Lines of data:
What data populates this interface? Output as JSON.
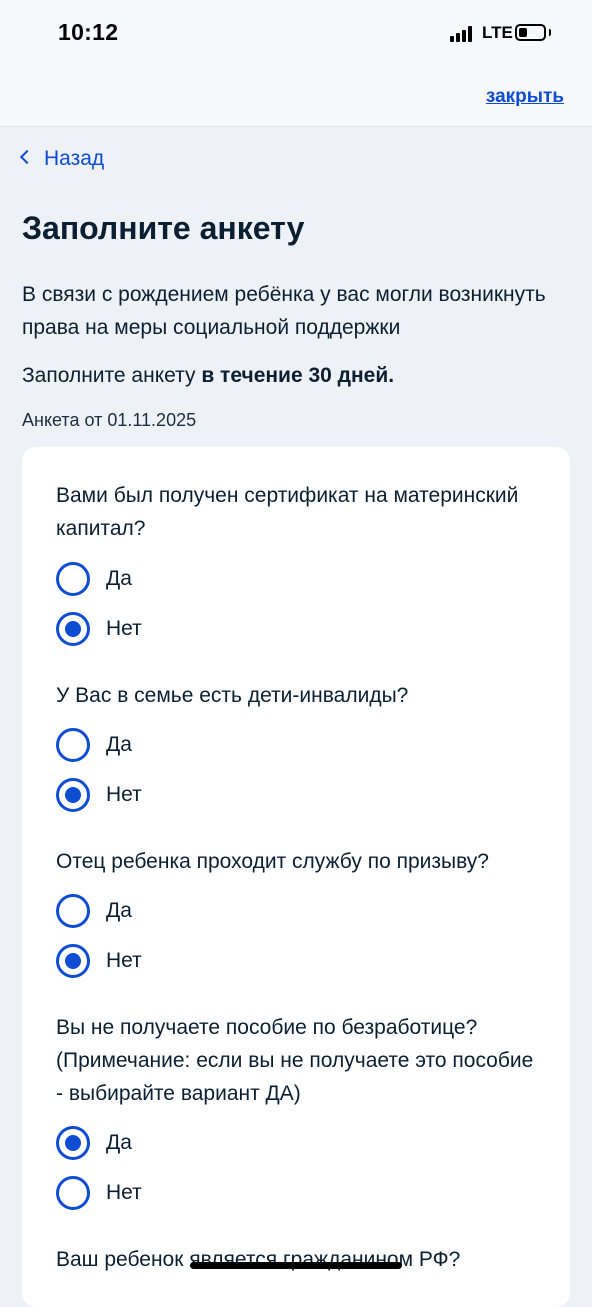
{
  "status_bar": {
    "time": "10:12",
    "network": "LTE",
    "battery_level": 0.35,
    "signal_bars": 4
  },
  "header": {
    "close_label": "закрыть"
  },
  "nav": {
    "back_label": "Назад"
  },
  "page": {
    "title": "Заполните анкету",
    "intro": "В связи с рождением ребёнка у вас могли возникнуть права на меры социальной поддержки",
    "deadline_prefix": "Заполните анкету ",
    "deadline_bold": "в течение 30 дней.",
    "form_date": "Анкета от 01.11.2025"
  },
  "questions": [
    {
      "text": "Вами был получен сертификат на материнский капитал?",
      "options": [
        {
          "label": "Да",
          "selected": false
        },
        {
          "label": "Нет",
          "selected": true
        }
      ]
    },
    {
      "text": "У Вас в семье есть дети-инвалиды?",
      "options": [
        {
          "label": "Да",
          "selected": false
        },
        {
          "label": "Нет",
          "selected": true
        }
      ]
    },
    {
      "text": "Отец ребенка проходит службу по призыву?",
      "options": [
        {
          "label": "Да",
          "selected": false
        },
        {
          "label": "Нет",
          "selected": true
        }
      ]
    },
    {
      "text": "Вы не получаете пособие по безработице? (Примечание: если вы не получаете это пособие - выбирайте вариант ДА)",
      "options": [
        {
          "label": "Да",
          "selected": true
        },
        {
          "label": "Нет",
          "selected": false
        }
      ]
    },
    {
      "text": "Ваш ребенок является гражданином РФ?",
      "options": []
    }
  ],
  "colors": {
    "accent": "#0d4cd3",
    "background": "#eef1f6",
    "card": "#ffffff",
    "text": "#0b1f33"
  }
}
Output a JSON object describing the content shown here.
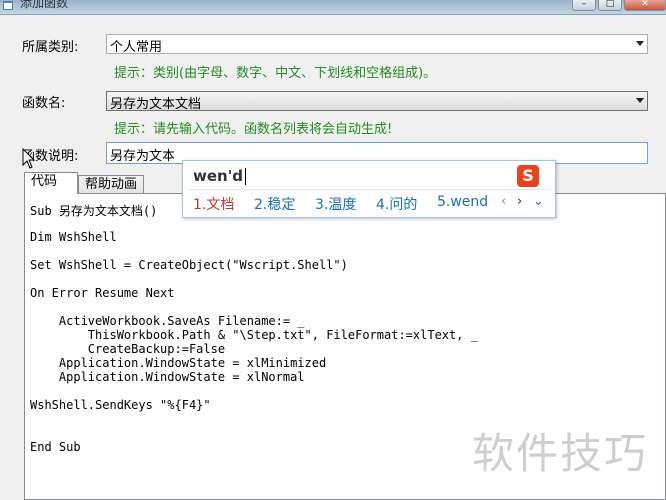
{
  "window": {
    "title": "添加函数",
    "min_label": "–",
    "max_label": "□",
    "close_label": "✕"
  },
  "form": {
    "category_label": "所属类别:",
    "category_value": "个人常用",
    "category_hint": "提示：类别(由字母、数字、中文、下划线和空格组成)。",
    "funcname_label": "函数名:",
    "funcname_value": "另存为文本文档",
    "funcname_hint": "提示：请先输入代码。函数名列表将会自动生成!",
    "desc_label": "函数说明:",
    "desc_value": "另存为文本"
  },
  "tabs": {
    "code": "代码",
    "animation": "帮助动画"
  },
  "code_lines": [
    "Sub 另存为文本文档()",
    "Dim WshShell",
    "Set WshShell = CreateObject(\"Wscript.Shell\")",
    "On Error Resume Next",
    "    ActiveWorkbook.SaveAs Filename:= _",
    "        ThisWorkbook.Path & \"\\Step.txt\", FileFormat:=xlText, _",
    "        CreateBackup:=False",
    "    Application.WindowState = xlMinimized",
    "    Application.WindowState = xlNormal",
    "WshShell.SendKeys \"%{F4}\"",
    "End Sub"
  ],
  "ime": {
    "composition": "wen'd",
    "logo": "S",
    "candidates": [
      "1.文档",
      "2.稳定",
      "3.温度",
      "4.问的",
      "5.wend"
    ],
    "nav_prev": "‹",
    "nav_next": "›",
    "nav_more": "⌄"
  },
  "watermark": "软件技巧"
}
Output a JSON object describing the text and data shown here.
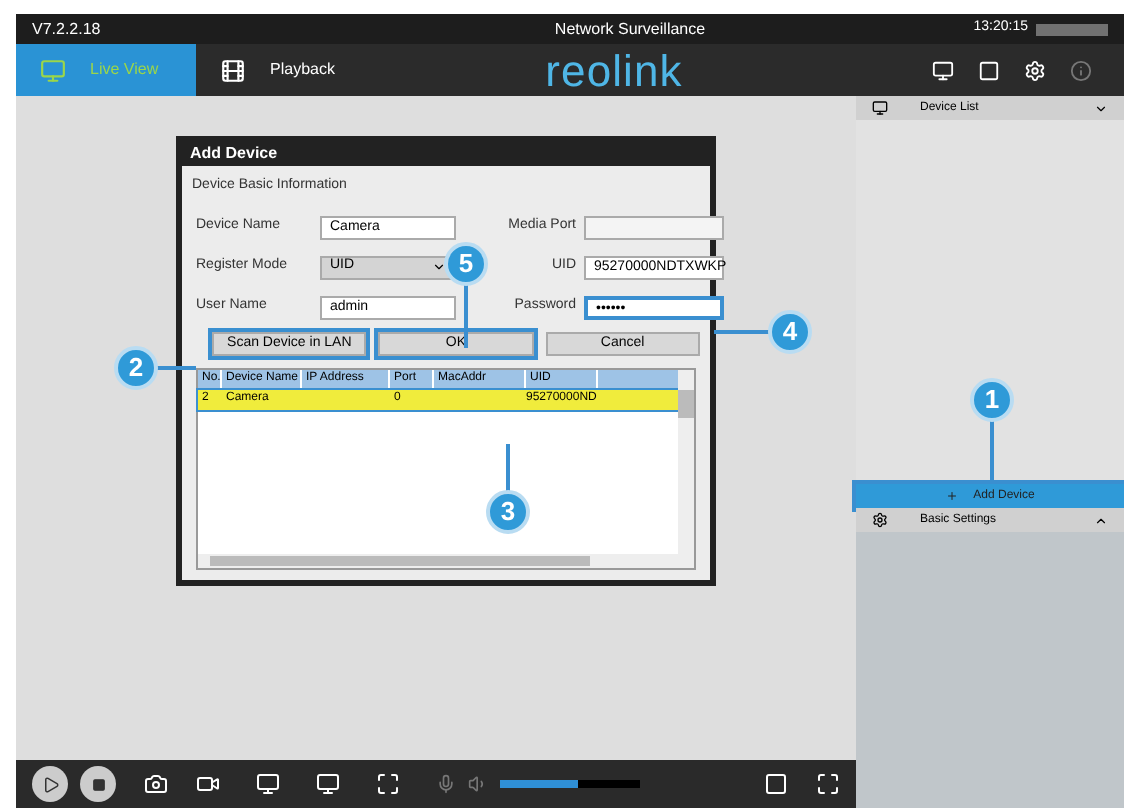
{
  "window": {
    "version": "V7.2.2.18",
    "title": "Network Surveillance",
    "time": "13:20:15"
  },
  "tabs": [
    {
      "label": "Live View",
      "selected": true
    },
    {
      "label": "Playback",
      "selected": false
    }
  ],
  "logo": "reolink",
  "dialog": {
    "title": "Add Device",
    "section": "Device Basic Information",
    "fields": [
      {
        "label": "Device Name",
        "value": "Camera",
        "kind": "text",
        "highlighted": false
      },
      {
        "label": "Media Port",
        "kind": "text",
        "highlighted": false
      },
      {
        "label": "Register Mode",
        "value": "UID",
        "kind": "select",
        "highlighted": false
      },
      {
        "label": "UID",
        "value": "95270000NDTXWKP",
        "kind": "text",
        "highlighted": false
      },
      {
        "label": "User Name",
        "value": "admin",
        "kind": "text",
        "highlighted": false
      },
      {
        "label": "Password",
        "value": "••••••",
        "kind": "text",
        "highlighted": true
      }
    ],
    "buttons": [
      {
        "label": "Scan Device in LAN",
        "highlighted": true
      },
      {
        "label": "OK",
        "highlighted": true
      },
      {
        "label": "Cancel",
        "highlighted": false
      }
    ],
    "table": {
      "columns": [
        "No.",
        "Device Name",
        "IP Address",
        "Port",
        "MacAddr",
        "UID"
      ],
      "rows": [
        {
          "no": "2",
          "device_name": "Camera",
          "port": "0",
          "uid": "95270000ND",
          "selected": true
        }
      ]
    }
  },
  "sidebar": {
    "device_list": "Device List",
    "add_device": {
      "label": "Add Device",
      "highlighted": true
    },
    "basic_settings": "Basic Settings"
  },
  "callouts": [
    {
      "number": "1"
    },
    {
      "number": "2"
    },
    {
      "number": "3"
    },
    {
      "number": "4"
    },
    {
      "number": "5"
    }
  ],
  "volume": {
    "level": 0.55
  }
}
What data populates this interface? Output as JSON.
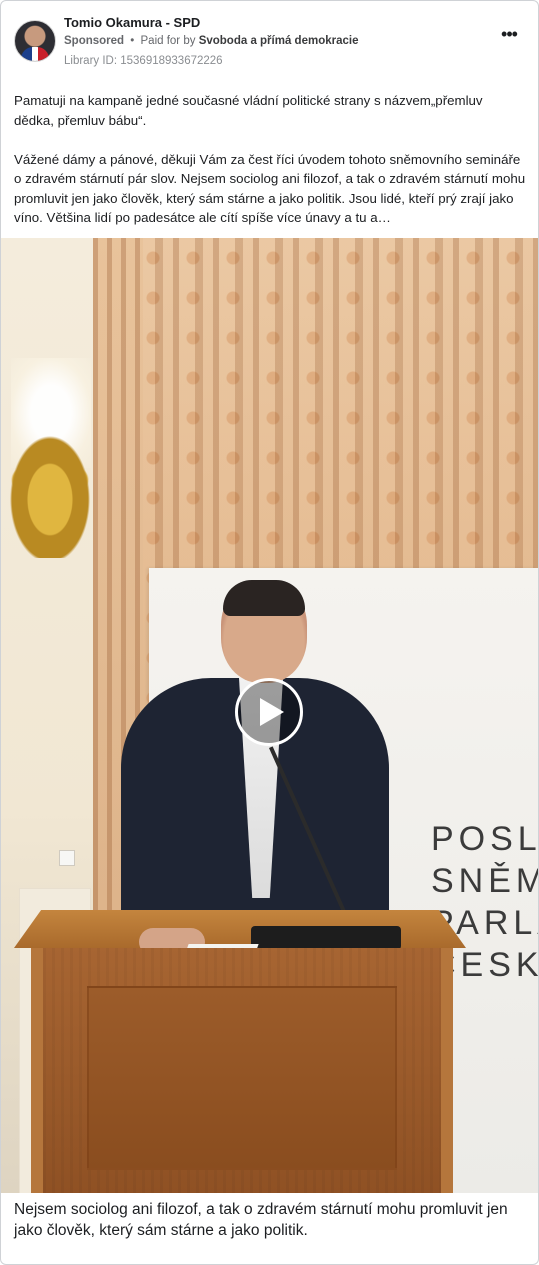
{
  "header": {
    "page_name": "Tomio Okamura - SPD",
    "sponsored_label": "Sponsored",
    "separator": "•",
    "paid_for_prefix": "Paid for by",
    "payer": "Svoboda a přímá demokracie",
    "library_id": "Library ID: 1536918933672226",
    "more_icon": "more-horizontal-icon"
  },
  "body": {
    "paragraph_1": "Pamatuji na kampaně jedné současné vládní politické strany s názvem„přemluv dědka, přemluv bábu“.",
    "paragraph_2": "Vážené dámy a pánové, děkuji Vám za čest říci úvodem tohoto sněmovního semináře o zdravém stárnutí pár slov. Nejsem sociolog ani filozof, a tak o zdravém stárnutí mohu promluvit jen jako člověk, který sám stárne a jako politik. Jsou lidé, kteří prý zrají jako víno. Většina lidí po padesátce ale cítí spíše více únavy a tu a…"
  },
  "media": {
    "type": "video",
    "play_icon": "play-icon",
    "banner_lines": [
      "POSLA",
      "SNĚM",
      "PARLA",
      "ČESKÉ"
    ]
  },
  "caption": "Nejsem sociolog ani filozof, a tak o zdravém stárnutí mohu promluvit jen jako člověk, který sám stárne a jako politik."
}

Short task
Within the material above, find the lines that contain the word "title"; copy them.

Result of this task
    "title": "Заполните анкету",
    "title": "添加函数",
    "title": "Network Surveillance",
    "title": "Add Device",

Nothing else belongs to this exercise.